- EXERCISE REQUIREMENTS
Output the material below unchanged, apart from leaving out the pictures.

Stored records
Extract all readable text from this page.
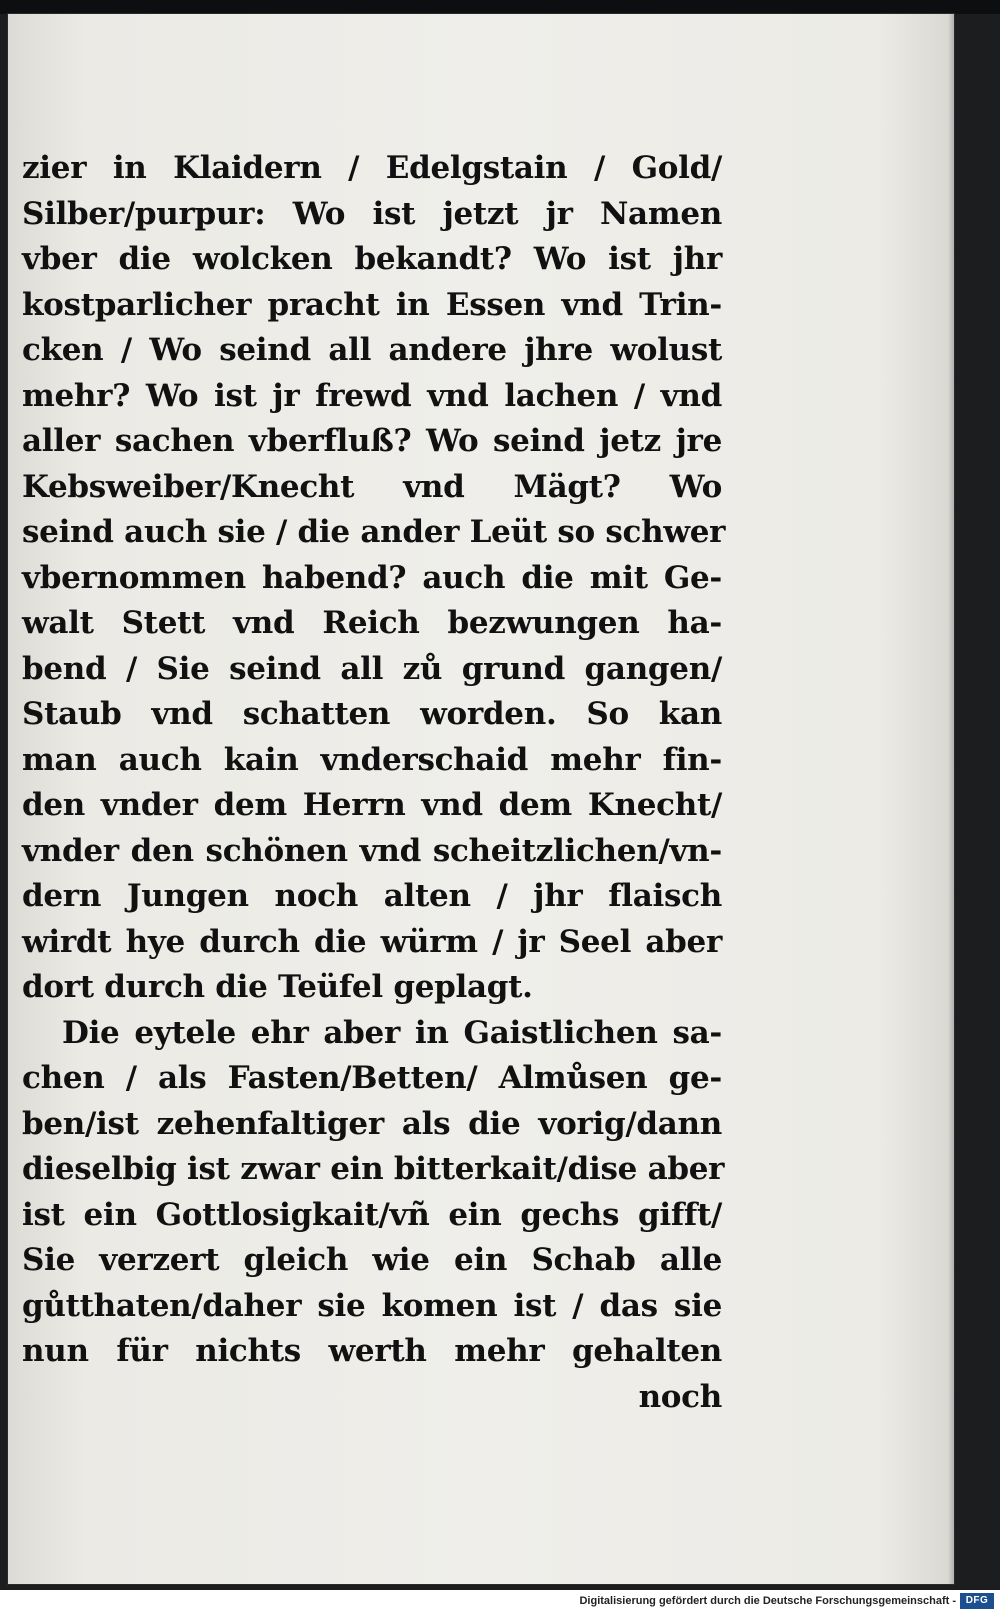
zier in Klaidern / Edelgstain / Gold/
Silber/purpur: Wo ist jetzt jr Namen
vber die wolcken bekandt? Wo ist jhr
kostparlicher pracht in Essen vnd Trin-
cken / Wo seind all andere jhre wolust
mehr? Wo ist jr frewd vnd lachen / vnd
aller sachen vberfluß? Wo seind jetz jre
Kebsweiber/Knecht vnd Mägt? Wo
seind auch sie / die ander Leüt so schwer
vbernommen habend? auch die mit Ge-
walt Stett vnd Reich bezwungen ha-
bend / Sie seind all zů grund gangen/
Staub vnd schatten worden. So kan
man auch kain vnderschaid mehr fin-
den vnder dem Herrn vnd dem Knecht/
vnder den schönen vnd scheitzlichen/vn-
dern Jungen noch alten / jhr flaisch
wirdt hye durch die würm / jr Seel aber
dort durch die Teüfel geplagt.
Die eytele ehr aber in Gaistlichen sa-
chen / als Fasten/Betten/ Almůsen ge-
ben/ist zehenfaltiger als die vorig/dann
dieselbig ist zwar ein bitterkait/dise aber
ist ein Gottlosigkait/vñ ein gechs gifft/
Sie verzert gleich wie ein Schab alle
gůtthaten/daher sie komen ist / das sie
nun für nichts werth mehr gehalten
noch
Digitalisierung gefördert durch die Deutsche Forschungsgemeinschaft - DFG
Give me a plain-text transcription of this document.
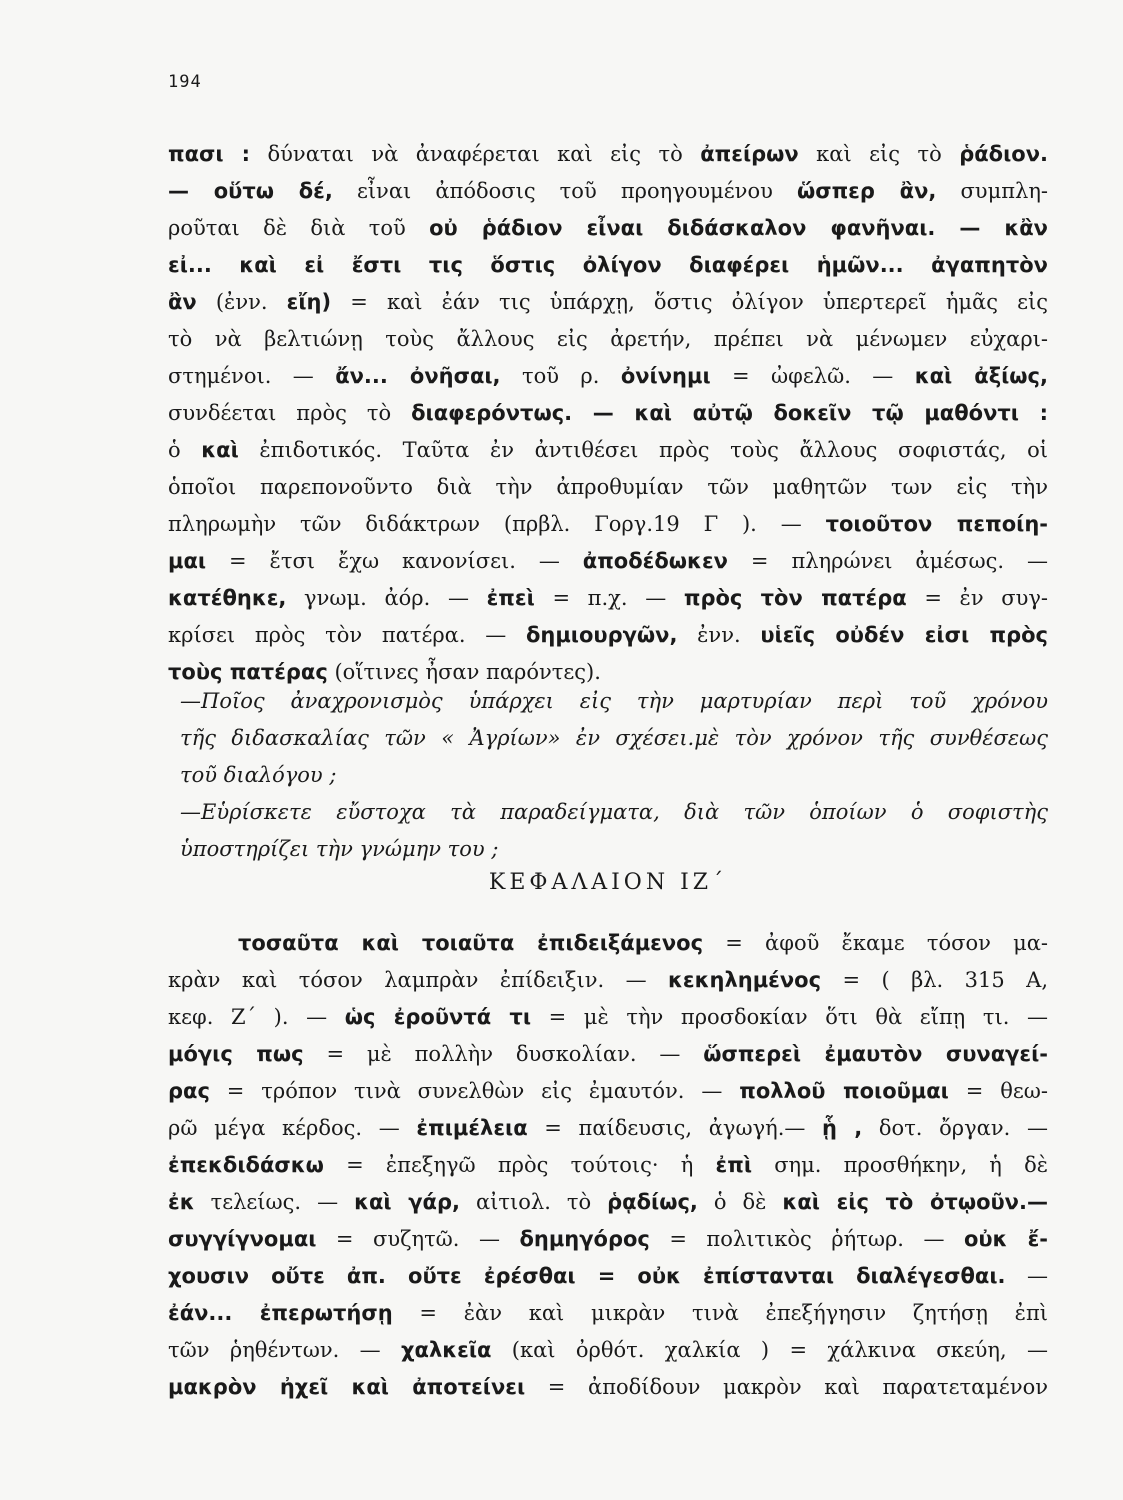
194
πασι : δύναται νὰ ἀναφέρεται καὶ εἰς τὸ ἀπείρων καὶ εἰς τὸ ῥάδιον.
— οὕτω δέ, εἶναι ἀπόδοσις τοῦ προηγουμένου ὥσπερ ἂν, συμπλη-
ροῦται δὲ διὰ τοῦ οὐ ῥάδιον εἶναι διδάσκαλον φανῆναι. — κἂν
εἰ... καὶ εἰ ἔστι τις ὅστις ὀλίγον διαφέρει ἡμῶν... ἀγαπητὸν
ἂν (ἐνν. εἴη) = καὶ ἐάν τις ὑπάρχῃ, ὅστις ὀλίγον ὑπερτερεῖ ἡμᾶς εἰς
τὸ νὰ βελτιώνῃ τοὺς ἄλλους εἰς ἀρετήν, πρέπει νὰ μένωμεν εὐχαρι-
στημένοι. — ἄν... ὀνῆσαι, τοῦ ρ. ὀνίνημι = ὠφελῶ. — καὶ ἀξίως,
συνδέεται πρὸς τὸ διαφερόντως. — καὶ αὐτῷ δοκεῖν τῷ μαθόντι :
ὁ καὶ ἐπιδοτικός. Ταῦτα ἐν ἀντιθέσει πρὸς τοὺς ἄλλους σοφιστάς, οἱ
ὁποῖοι παρεπονοῦντο διὰ τὴν ἀπροθυμίαν τῶν μαθητῶν των εἰς τὴν
πληρωμὴν τῶν διδάκτρων (πρβλ. Γοργ.19 Γ ). — τοιοῦτον πεποίη-
μαι = ἔτσι ἔχω κανονίσει. — ἀποδέδωκεν = πληρώνει ἀμέσως. —
κατέθηκε, γνωμ. ἀόρ. — ἐπεὶ = π.χ. — πρὸς τὸν πατέρα = ἐν συγ-
κρίσει πρὸς τὸν πατέρα. — δημιουργῶν, ἐνν. υἱεῖς οὐδέν εἰσι πρὸς
τοὺς πατέρας (οἵτινες ἦσαν παρόντες).
—Ποῖος ἀναχρονισμὸς ὑπάρχει εἰς τὴν μαρτυρίαν περὶ τοῦ χρόνου
τῆς διδασκαλίας τῶν « Ἀγρίων» ἐν σχέσει.μὲ τὸν χρόνον τῆς συνθέσεως
τοῦ διαλόγου ;
—Εὑρίσκετε εὔστοχα τὰ παραδείγματα, διὰ τῶν ὁποίων ὁ σοφιστὴς
ὑποστηρίζει τὴν γνώμην του ;
ΚΕΦΑΛΑΙΟΝ ΙΖ΄
τοσαῦτα καὶ τοιαῦτα ἐπιδειξάμενος = ἀφοῦ ἔκαμε τόσον μα-
κρὰν καὶ τόσον λαμπρὰν ἐπίδειξιν. — κεκηλημένος = ( βλ. 315 Α,
κεφ. Ζ΄ ). — ὡς ἐροῦντά τι = μὲ τὴν προσδοκίαν ὅτι θὰ εἴπῃ τι. —
μόγις πως = μὲ πολλὴν δυσκολίαν. — ὥσπερεὶ ἐμαυτὸν συναγεί-
ρας = τρόπον τινὰ συνελθὼν εἰς ἐμαυτόν. — πολλοῦ ποιοῦμαι = θεω-
ρῶ μέγα κέρδος. — ἐπιμέλεια = παίδευσις, ἀγωγή.— ᾗ , δοτ. ὄργαν. —
ἐπεκδιδάσκω = ἐπεξηγῶ πρὸς τούτοις· ἡ ἐπὶ σημ. προσθήκην, ἡ δὲ
ἐκ τελείως. — καὶ γάρ, αἰτιολ. τὸ ῥᾳδίως, ὁ δὲ καὶ εἰς τὸ ὀτῳοῦν.—
συγγίγνομαι = συζητῶ. — δημηγόρος = πολιτικὸς ῥήτωρ. — οὐκ ἔ-
χουσιν οὔτε ἀπ. οὔτε ἐρέσθαι = οὐκ ἐπίστανται διαλέγεσθαι. —
ἐάν... ἐπερωτήσῃ = ἐὰν καὶ μικρὰν τινὰ ἐπεξήγησιν ζητήσῃ ἐπὶ
τῶν ῥηθέντων. — χαλκεῖα (καὶ ὀρθότ. χαλκία ) = χάλκινα σκεύη, —
μακρὸν ἠχεῖ καὶ ἀποτείνει = ἀποδίδουν μακρὸν καὶ παρατεταμένον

- THE OUTPUT
Extract all readable text from this page.
zier in Klaidern / Edelgstain / Gold/
Silber/purpur: Wo ist jetzt jr Namen
vber die wolcken bekandt? Wo ist jhr
kostparlicher pracht in Essen vnd Trin-
cken / Wo seind all andere jhre wolust
mehr? Wo ist jr frewd vnd lachen / vnd
aller sachen vberfluß? Wo seind jetz jre
Kebsweiber/Knecht vnd Mägt? Wo
seind auch sie / die ander Leüt so schwer
vbernommen habend? auch die mit Ge-
walt Stett vnd Reich bezwungen ha-
bend / Sie seind all zů grund gangen/
Staub vnd schatten worden. So kan
man auch kain vnderschaid mehr fin-
den vnder dem Herrn vnd dem Knecht/
vnder den schönen vnd scheitzlichen/vn-
dern Jungen noch alten / jhr flaisch
wirdt hye durch die würm / jr Seel aber
dort durch die Teüfel geplagt.
Die eytele ehr aber in Gaistlichen sa-
chen / als Fasten/Betten/ Almůsen ge-
ben/ist zehenfaltiger als die vorig/dann
dieselbig ist zwar ein bitterkait/dise aber
ist ein Gottlosigkait/vñ ein gechs gifft/
Sie verzert gleich wie ein Schab alle
gůtthaten/daher sie komen ist / das sie
nun für nichts werth mehr gehalten
noch
Digitalisierung gefördert durch die Deutsche Forschungsgemeinschaft - DFG
Give me a plain-text transcription of this document.
194
πασι : δύναται νὰ ἀναφέρεται καὶ εἰς τὸ ἀπείρων καὶ εἰς τὸ ῥάδιον.
— οὕτω δέ, εἶναι ἀπόδοσις τοῦ προηγουμένου ὥσπερ ἂν, συμπλη-
ροῦται δὲ διὰ τοῦ οὐ ῥάδιον εἶναι διδάσκαλον φανῆναι. — κἂν
εἰ... καὶ εἰ ἔστι τις ὅστις ὀλίγον διαφέρει ἡμῶν... ἀγαπητὸν
ἂν (ἐνν. εἴη) = καὶ ἐάν τις ὑπάρχῃ, ὅστις ὀλίγον ὑπερτερεῖ ἡμᾶς εἰς
τὸ νὰ βελτιώνῃ τοὺς ἄλλους εἰς ἀρετήν, πρέπει νὰ μένωμεν εὐχαρι-
στημένοι. — ἄν... ὀνῆσαι, τοῦ ρ. ὀνίνημι = ὠφελῶ. — καὶ ἀξίως,
συνδέεται πρὸς τὸ διαφερόντως. — καὶ αὐτῷ δοκεῖν τῷ μαθόντι :
ὁ καὶ ἐπιδοτικός. Ταῦτα ἐν ἀντιθέσει πρὸς τοὺς ἄλλους σοφιστάς, οἱ
ὁποῖοι παρεπονοῦντο διὰ τὴν ἀπροθυμίαν τῶν μαθητῶν των εἰς τὴν
πληρωμὴν τῶν διδάκτρων (πρβλ. Γοργ.19 Γ ). — τοιοῦτον πεποίη-
μαι = ἔτσι ἔχω κανονίσει. — ἀποδέδωκεν = πληρώνει ἀμέσως. —
κατέθηκε, γνωμ. ἀόρ. — ἐπεὶ = π.χ. — πρὸς τὸν πατέρα = ἐν συγ-
κρίσει πρὸς τὸν πατέρα. — δημιουργῶν, ἐνν. υἱεῖς οὐδέν εἰσι πρὸς
τοὺς πατέρας (οἵτινες ἦσαν παρόντες).
—Ποῖος ἀναχρονισμὸς ὑπάρχει εἰς τὴν μαρτυρίαν περὶ τοῦ χρόνου
τῆς διδασκαλίας τῶν « Ἀγρίων» ἐν σχέσει.μὲ τὸν χρόνον τῆς συνθέσεως
τοῦ διαλόγου ;
—Εὑρίσκετε εὔστοχα τὰ παραδείγματα, διὰ τῶν ὁποίων ὁ σοφιστὴς
ὑποστηρίζει τὴν γνώμην του ;
ΚΕΦΑΛΑΙΟΝ ΙΖ΄
τοσαῦτα καὶ τοιαῦτα ἐπιδειξάμενος = ἀφοῦ ἔκαμε τόσον μα-
κρὰν καὶ τόσον λαμπρὰν ἐπίδειξιν. — κεκηλημένος = ( βλ. 315 Α,
κεφ. Ζ΄ ). — ὡς ἐροῦντά τι = μὲ τὴν προσδοκίαν ὅτι θὰ εἴπῃ τι. —
μόγις πως = μὲ πολλὴν δυσκολίαν. — ὥσπερεὶ ἐμαυτὸν συναγεί-
ρας = τρόπον τινὰ συνελθὼν εἰς ἐμαυτόν. — πολλοῦ ποιοῦμαι = θεω-
ρῶ μέγα κέρδος. — ἐπιμέλεια = παίδευσις, ἀγωγή.— ᾗ , δοτ. ὄργαν. —
ἐπεκδιδάσκω = ἐπεξηγῶ πρὸς τούτοις· ἡ ἐπὶ σημ. προσθήκην, ἡ δὲ
ἐκ τελείως. — καὶ γάρ, αἰτιολ. τὸ ῥᾳδίως, ὁ δὲ καὶ εἰς τὸ ὀτῳοῦν.—
συγγίγνομαι = συζητῶ. — δημηγόρος = πολιτικὸς ῥήτωρ. — οὐκ ἔ-
χουσιν οὔτε ἀπ. οὔτε ἐρέσθαι = οὐκ ἐπίστανται διαλέγεσθαι. —
ἐάν... ἐπερωτήσῃ = ἐὰν καὶ μικρὰν τινὰ ἐπεξήγησιν ζητήσῃ ἐπὶ
τῶν ῥηθέντων. — χαλκεῖα (καὶ ὀρθότ. χαλκία ) = χάλκινα σκεύη, —
μακρὸν ἠχεῖ καὶ ἀποτείνει = ἀποδίδουν μακρὸν καὶ παρατεταμένον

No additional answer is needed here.